ENTRIES SHOWN:
▬▬▬
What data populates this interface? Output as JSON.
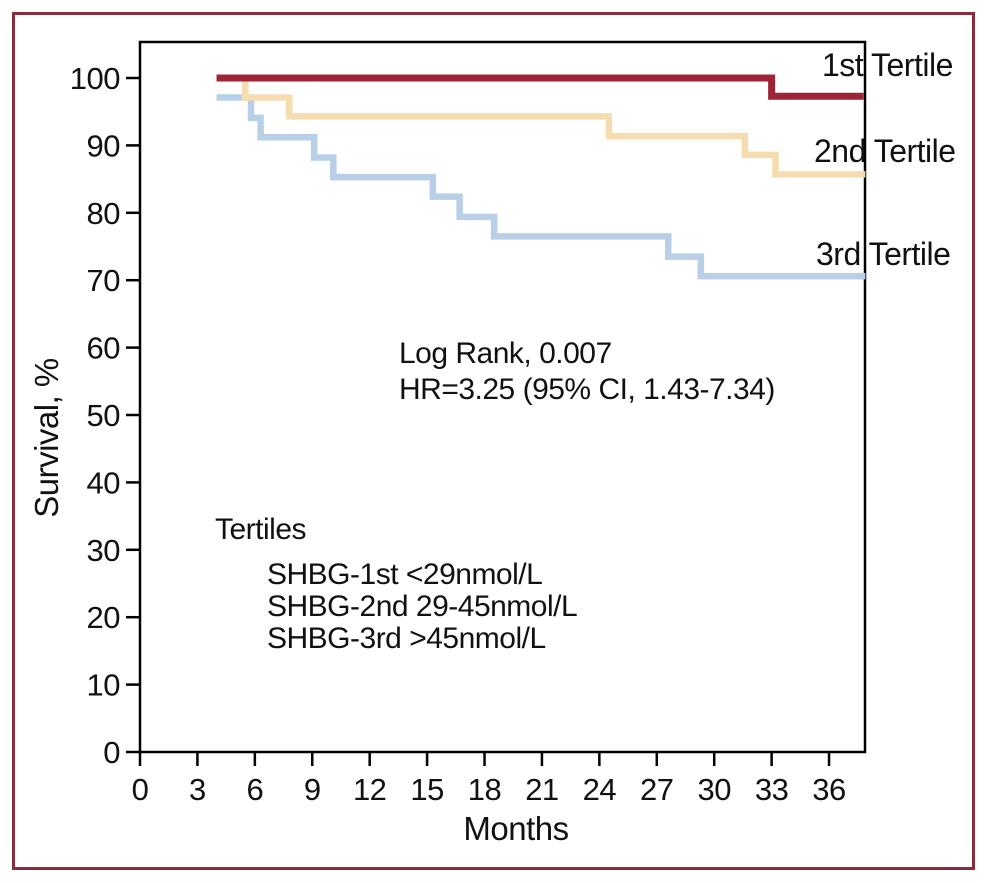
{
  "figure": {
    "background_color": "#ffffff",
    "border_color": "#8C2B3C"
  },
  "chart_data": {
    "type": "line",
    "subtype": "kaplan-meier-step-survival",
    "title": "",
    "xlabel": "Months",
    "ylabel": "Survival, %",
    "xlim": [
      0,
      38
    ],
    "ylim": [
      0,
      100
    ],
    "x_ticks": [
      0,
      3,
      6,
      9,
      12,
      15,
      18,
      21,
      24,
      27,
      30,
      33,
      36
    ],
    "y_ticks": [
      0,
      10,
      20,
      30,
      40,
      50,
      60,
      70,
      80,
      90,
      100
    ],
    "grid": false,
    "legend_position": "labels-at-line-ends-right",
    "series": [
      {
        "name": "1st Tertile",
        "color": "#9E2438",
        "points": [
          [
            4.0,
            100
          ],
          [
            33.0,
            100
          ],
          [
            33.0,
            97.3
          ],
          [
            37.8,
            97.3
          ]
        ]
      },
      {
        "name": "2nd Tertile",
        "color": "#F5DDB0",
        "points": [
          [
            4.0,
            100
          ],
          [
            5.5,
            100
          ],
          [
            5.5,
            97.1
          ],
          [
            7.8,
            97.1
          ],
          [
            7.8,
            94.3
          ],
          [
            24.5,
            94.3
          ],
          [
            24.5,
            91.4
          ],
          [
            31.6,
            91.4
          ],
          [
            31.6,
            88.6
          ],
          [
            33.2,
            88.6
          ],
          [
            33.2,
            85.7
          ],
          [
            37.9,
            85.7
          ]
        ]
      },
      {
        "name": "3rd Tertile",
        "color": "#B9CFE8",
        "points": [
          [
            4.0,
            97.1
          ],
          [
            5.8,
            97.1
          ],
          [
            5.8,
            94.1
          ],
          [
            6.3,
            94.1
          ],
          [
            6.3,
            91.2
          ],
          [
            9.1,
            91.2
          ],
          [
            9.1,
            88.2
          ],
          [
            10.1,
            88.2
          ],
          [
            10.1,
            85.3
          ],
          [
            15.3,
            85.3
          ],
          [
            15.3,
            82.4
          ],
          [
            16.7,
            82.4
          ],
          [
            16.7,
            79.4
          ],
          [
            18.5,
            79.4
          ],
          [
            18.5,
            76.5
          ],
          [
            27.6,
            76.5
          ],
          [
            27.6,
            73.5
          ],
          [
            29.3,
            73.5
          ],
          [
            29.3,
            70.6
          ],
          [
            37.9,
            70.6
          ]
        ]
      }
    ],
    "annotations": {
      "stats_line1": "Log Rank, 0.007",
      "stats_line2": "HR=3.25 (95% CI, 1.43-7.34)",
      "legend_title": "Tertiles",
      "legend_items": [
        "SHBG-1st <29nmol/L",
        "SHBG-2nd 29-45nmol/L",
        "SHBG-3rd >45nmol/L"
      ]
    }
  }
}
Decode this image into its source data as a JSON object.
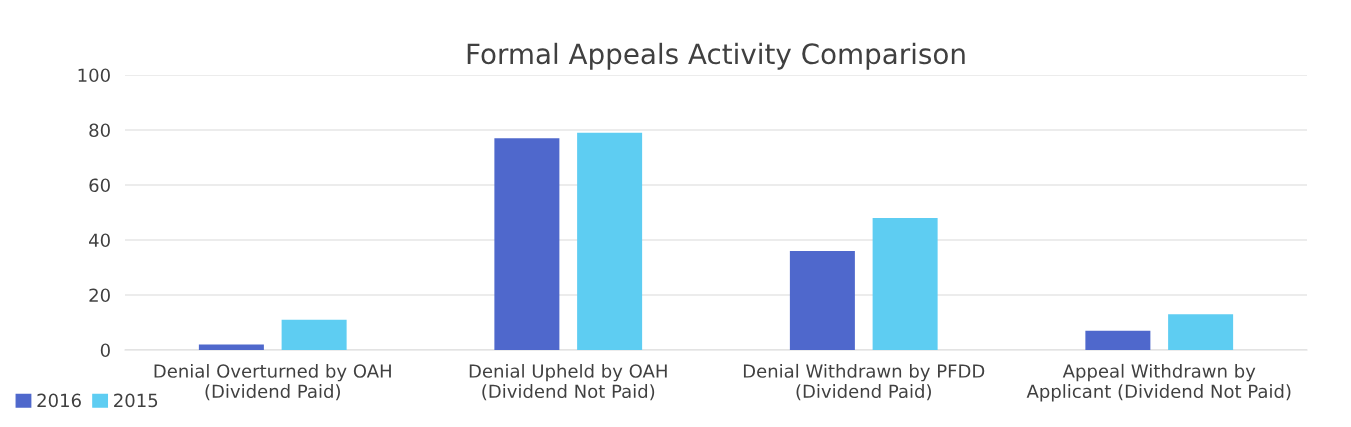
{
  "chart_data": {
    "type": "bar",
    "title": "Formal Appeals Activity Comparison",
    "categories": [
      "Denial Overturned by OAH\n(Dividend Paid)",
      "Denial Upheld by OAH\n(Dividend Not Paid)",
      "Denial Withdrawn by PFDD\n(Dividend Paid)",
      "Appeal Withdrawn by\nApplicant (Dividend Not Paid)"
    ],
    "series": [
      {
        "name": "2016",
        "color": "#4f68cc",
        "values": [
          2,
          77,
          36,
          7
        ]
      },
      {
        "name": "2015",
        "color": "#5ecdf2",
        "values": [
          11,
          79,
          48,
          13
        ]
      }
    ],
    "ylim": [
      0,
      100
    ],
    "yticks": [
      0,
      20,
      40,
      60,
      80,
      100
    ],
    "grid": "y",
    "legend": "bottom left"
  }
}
▬▬▬
PROMPT: Repeat every record precisely. Any picture among them stays out of the copy.

COMPLETE OUTPUT:
What data populates this interface? Output as JSON.
{
  "figure": {
    "background_color": "#ffffff",
    "border_color": "#8C2B3C"
  },
  "chart_data": {
    "type": "line",
    "subtype": "kaplan-meier-step-survival",
    "title": "",
    "xlabel": "Months",
    "ylabel": "Survival, %",
    "xlim": [
      0,
      38
    ],
    "ylim": [
      0,
      100
    ],
    "x_ticks": [
      0,
      3,
      6,
      9,
      12,
      15,
      18,
      21,
      24,
      27,
      30,
      33,
      36
    ],
    "y_ticks": [
      0,
      10,
      20,
      30,
      40,
      50,
      60,
      70,
      80,
      90,
      100
    ],
    "grid": false,
    "legend_position": "labels-at-line-ends-right",
    "series": [
      {
        "name": "1st Tertile",
        "color": "#9E2438",
        "points": [
          [
            4.0,
            100
          ],
          [
            33.0,
            100
          ],
          [
            33.0,
            97.3
          ],
          [
            37.8,
            97.3
          ]
        ]
      },
      {
        "name": "2nd Tertile",
        "color": "#F5DDB0",
        "points": [
          [
            4.0,
            100
          ],
          [
            5.5,
            100
          ],
          [
            5.5,
            97.1
          ],
          [
            7.8,
            97.1
          ],
          [
            7.8,
            94.3
          ],
          [
            24.5,
            94.3
          ],
          [
            24.5,
            91.4
          ],
          [
            31.6,
            91.4
          ],
          [
            31.6,
            88.6
          ],
          [
            33.2,
            88.6
          ],
          [
            33.2,
            85.7
          ],
          [
            37.9,
            85.7
          ]
        ]
      },
      {
        "name": "3rd Tertile",
        "color": "#B9CFE8",
        "points": [
          [
            4.0,
            97.1
          ],
          [
            5.8,
            97.1
          ],
          [
            5.8,
            94.1
          ],
          [
            6.3,
            94.1
          ],
          [
            6.3,
            91.2
          ],
          [
            9.1,
            91.2
          ],
          [
            9.1,
            88.2
          ],
          [
            10.1,
            88.2
          ],
          [
            10.1,
            85.3
          ],
          [
            15.3,
            85.3
          ],
          [
            15.3,
            82.4
          ],
          [
            16.7,
            82.4
          ],
          [
            16.7,
            79.4
          ],
          [
            18.5,
            79.4
          ],
          [
            18.5,
            76.5
          ],
          [
            27.6,
            76.5
          ],
          [
            27.6,
            73.5
          ],
          [
            29.3,
            73.5
          ],
          [
            29.3,
            70.6
          ],
          [
            37.9,
            70.6
          ]
        ]
      }
    ],
    "annotations": {
      "stats_line1": "Log Rank, 0.007",
      "stats_line2": "HR=3.25 (95% CI, 1.43-7.34)",
      "legend_title": "Tertiles",
      "legend_items": [
        "SHBG-1st <29nmol/L",
        "SHBG-2nd 29-45nmol/L",
        "SHBG-3rd >45nmol/L"
      ]
    }
  }
}
Decode this image into its source data as a JSON object.
{
  "chart_data": {
    "type": "bar",
    "title": "Formal Appeals Activity Comparison",
    "categories": [
      "Denial Overturned by OAH\n(Dividend Paid)",
      "Denial Upheld by OAH\n(Dividend Not Paid)",
      "Denial Withdrawn by PFDD\n(Dividend Paid)",
      "Appeal Withdrawn by\nApplicant (Dividend Not Paid)"
    ],
    "series": [
      {
        "name": "2016",
        "color": "#4f68cc",
        "values": [
          2,
          77,
          36,
          7
        ]
      },
      {
        "name": "2015",
        "color": "#5ecdf2",
        "values": [
          11,
          79,
          48,
          13
        ]
      }
    ],
    "ylim": [
      0,
      100
    ],
    "yticks": [
      0,
      20,
      40,
      60,
      80,
      100
    ],
    "grid": "y",
    "legend": "bottom left"
  }
}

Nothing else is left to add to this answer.